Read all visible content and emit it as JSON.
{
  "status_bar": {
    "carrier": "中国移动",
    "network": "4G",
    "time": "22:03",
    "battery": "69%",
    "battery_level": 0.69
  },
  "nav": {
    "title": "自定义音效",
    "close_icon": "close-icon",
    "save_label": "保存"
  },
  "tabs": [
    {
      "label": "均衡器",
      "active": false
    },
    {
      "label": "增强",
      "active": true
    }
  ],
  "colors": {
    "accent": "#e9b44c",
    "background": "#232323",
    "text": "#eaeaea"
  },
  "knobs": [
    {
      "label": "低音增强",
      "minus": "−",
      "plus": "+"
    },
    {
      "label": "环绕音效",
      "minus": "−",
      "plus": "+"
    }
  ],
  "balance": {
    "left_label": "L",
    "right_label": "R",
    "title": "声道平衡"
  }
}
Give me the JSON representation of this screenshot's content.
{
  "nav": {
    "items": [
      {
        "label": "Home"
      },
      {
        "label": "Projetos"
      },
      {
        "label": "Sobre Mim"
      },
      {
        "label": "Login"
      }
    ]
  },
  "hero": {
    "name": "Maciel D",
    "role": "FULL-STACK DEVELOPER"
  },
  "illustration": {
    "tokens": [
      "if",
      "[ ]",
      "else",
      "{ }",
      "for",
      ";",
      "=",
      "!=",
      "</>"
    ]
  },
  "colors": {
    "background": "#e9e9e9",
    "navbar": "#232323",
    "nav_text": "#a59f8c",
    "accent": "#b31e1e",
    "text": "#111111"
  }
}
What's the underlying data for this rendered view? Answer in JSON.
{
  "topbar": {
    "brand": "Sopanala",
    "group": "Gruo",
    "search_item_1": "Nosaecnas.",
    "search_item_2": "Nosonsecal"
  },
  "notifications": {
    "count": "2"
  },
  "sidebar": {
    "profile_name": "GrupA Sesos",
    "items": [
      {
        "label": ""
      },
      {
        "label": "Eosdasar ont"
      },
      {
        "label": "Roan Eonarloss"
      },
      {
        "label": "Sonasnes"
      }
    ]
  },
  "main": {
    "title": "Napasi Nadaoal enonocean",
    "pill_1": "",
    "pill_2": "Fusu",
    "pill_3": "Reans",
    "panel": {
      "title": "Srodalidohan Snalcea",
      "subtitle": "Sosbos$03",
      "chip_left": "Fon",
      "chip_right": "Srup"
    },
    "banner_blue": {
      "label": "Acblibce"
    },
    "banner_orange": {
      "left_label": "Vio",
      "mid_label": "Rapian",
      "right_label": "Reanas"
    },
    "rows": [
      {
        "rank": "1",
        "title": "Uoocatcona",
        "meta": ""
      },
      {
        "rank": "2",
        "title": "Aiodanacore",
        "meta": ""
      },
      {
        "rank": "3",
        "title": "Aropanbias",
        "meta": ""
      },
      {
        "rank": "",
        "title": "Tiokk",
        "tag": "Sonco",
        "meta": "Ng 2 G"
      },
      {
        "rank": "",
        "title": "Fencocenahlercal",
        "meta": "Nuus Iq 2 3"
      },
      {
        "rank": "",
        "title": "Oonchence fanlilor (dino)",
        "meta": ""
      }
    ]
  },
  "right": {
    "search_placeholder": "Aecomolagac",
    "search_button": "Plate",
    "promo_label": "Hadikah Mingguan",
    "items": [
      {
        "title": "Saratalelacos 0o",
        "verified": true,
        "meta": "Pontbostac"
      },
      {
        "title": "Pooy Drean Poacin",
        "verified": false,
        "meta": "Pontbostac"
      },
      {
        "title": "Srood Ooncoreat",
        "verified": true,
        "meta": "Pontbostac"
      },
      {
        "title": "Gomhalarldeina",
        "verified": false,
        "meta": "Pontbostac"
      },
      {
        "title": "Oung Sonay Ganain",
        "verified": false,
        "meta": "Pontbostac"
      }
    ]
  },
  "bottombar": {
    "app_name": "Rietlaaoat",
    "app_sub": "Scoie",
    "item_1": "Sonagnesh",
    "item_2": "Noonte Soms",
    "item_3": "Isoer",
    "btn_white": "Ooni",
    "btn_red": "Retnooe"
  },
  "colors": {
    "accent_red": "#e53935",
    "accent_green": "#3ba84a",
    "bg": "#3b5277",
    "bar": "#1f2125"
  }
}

[Given problem]:
Retype the records in full. Keep every line identical to the original.

[Written response]:
Read all visible content and emit it as JSON.
{
  "status_bar": {
    "carrier": "中国移动",
    "network": "4G",
    "time": "22:03",
    "battery": "69%",
    "battery_level": 0.69
  },
  "nav": {
    "title": "自定义音效",
    "close_icon": "close-icon",
    "save_label": "保存"
  },
  "tabs": [
    {
      "label": "均衡器",
      "active": false
    },
    {
      "label": "增强",
      "active": true
    }
  ],
  "colors": {
    "accent": "#e9b44c",
    "background": "#232323",
    "text": "#eaeaea"
  },
  "knobs": [
    {
      "label": "低音增强",
      "minus": "−",
      "plus": "+"
    },
    {
      "label": "环绕音效",
      "minus": "−",
      "plus": "+"
    }
  ],
  "balance": {
    "left_label": "L",
    "right_label": "R",
    "title": "声道平衡"
  }
}
Give me the JSON representation of this screenshot's content.
{
  "nav": {
    "items": [
      {
        "label": "Home"
      },
      {
        "label": "Projetos"
      },
      {
        "label": "Sobre Mim"
      },
      {
        "label": "Login"
      }
    ]
  },
  "hero": {
    "name": "Maciel D",
    "role": "FULL-STACK DEVELOPER"
  },
  "illustration": {
    "tokens": [
      "if",
      "[ ]",
      "else",
      "{ }",
      "for",
      ";",
      "=",
      "!=",
      "</>"
    ]
  },
  "colors": {
    "background": "#e9e9e9",
    "navbar": "#232323",
    "nav_text": "#a59f8c",
    "accent": "#b31e1e",
    "text": "#111111"
  }
}
What's the underlying data for this rendered view? Answer in JSON.
{
  "topbar": {
    "brand": "Sopanala",
    "group": "Gruo",
    "search_item_1": "Nosaecnas.",
    "search_item_2": "Nosonsecal"
  },
  "notifications": {
    "count": "2"
  },
  "sidebar": {
    "profile_name": "GrupA Sesos",
    "items": [
      {
        "label": ""
      },
      {
        "label": "Eosdasar ont"
      },
      {
        "label": "Roan Eonarloss"
      },
      {
        "label": "Sonasnes"
      }
    ]
  },
  "main": {
    "title": "Napasi Nadaoal enonocean",
    "pill_1": "",
    "pill_2": "Fusu",
    "pill_3": "Reans",
    "panel": {
      "title": "Srodalidohan Snalcea",
      "subtitle": "Sosbos$03",
      "chip_left": "Fon",
      "chip_right": "Srup"
    },
    "banner_blue": {
      "label": "Acblibce"
    },
    "banner_orange": {
      "left_label": "Vio",
      "mid_label": "Rapian",
      "right_label": "Reanas"
    },
    "rows": [
      {
        "rank": "1",
        "title": "Uoocatcona",
        "meta": ""
      },
      {
        "rank": "2",
        "title": "Aiodanacore",
        "meta": ""
      },
      {
        "rank": "3",
        "title": "Aropanbias",
        "meta": ""
      },
      {
        "rank": "",
        "title": "Tiokk",
        "tag": "Sonco",
        "meta": "Ng 2 G"
      },
      {
        "rank": "",
        "title": "Fencocenahlercal",
        "meta": "Nuus Iq 2 3"
      },
      {
        "rank": "",
        "title": "Oonchence fanlilor (dino)",
        "meta": ""
      }
    ]
  },
  "right": {
    "search_placeholder": "Aecomolagac",
    "search_button": "Plate",
    "promo_label": "Hadikah Mingguan",
    "items": [
      {
        "title": "Saratalelacos 0o",
        "verified": true,
        "meta": "Pontbostac"
      },
      {
        "title": "Pooy Drean Poacin",
        "verified": false,
        "meta": "Pontbostac"
      },
      {
        "title": "Srood Ooncoreat",
        "verified": true,
        "meta": "Pontbostac"
      },
      {
        "title": "Gomhalarldeina",
        "verified": false,
        "meta": "Pontbostac"
      },
      {
        "title": "Oung Sonay Ganain",
        "verified": false,
        "meta": "Pontbostac"
      }
    ]
  },
  "bottombar": {
    "app_name": "Rietlaaoat",
    "app_sub": "Scoie",
    "item_1": "Sonagnesh",
    "item_2": "Noonte Soms",
    "item_3": "Isoer",
    "btn_white": "Ooni",
    "btn_red": "Retnooe"
  },
  "colors": {
    "accent_red": "#e53935",
    "accent_green": "#3ba84a",
    "bg": "#3b5277",
    "bar": "#1f2125"
  }
}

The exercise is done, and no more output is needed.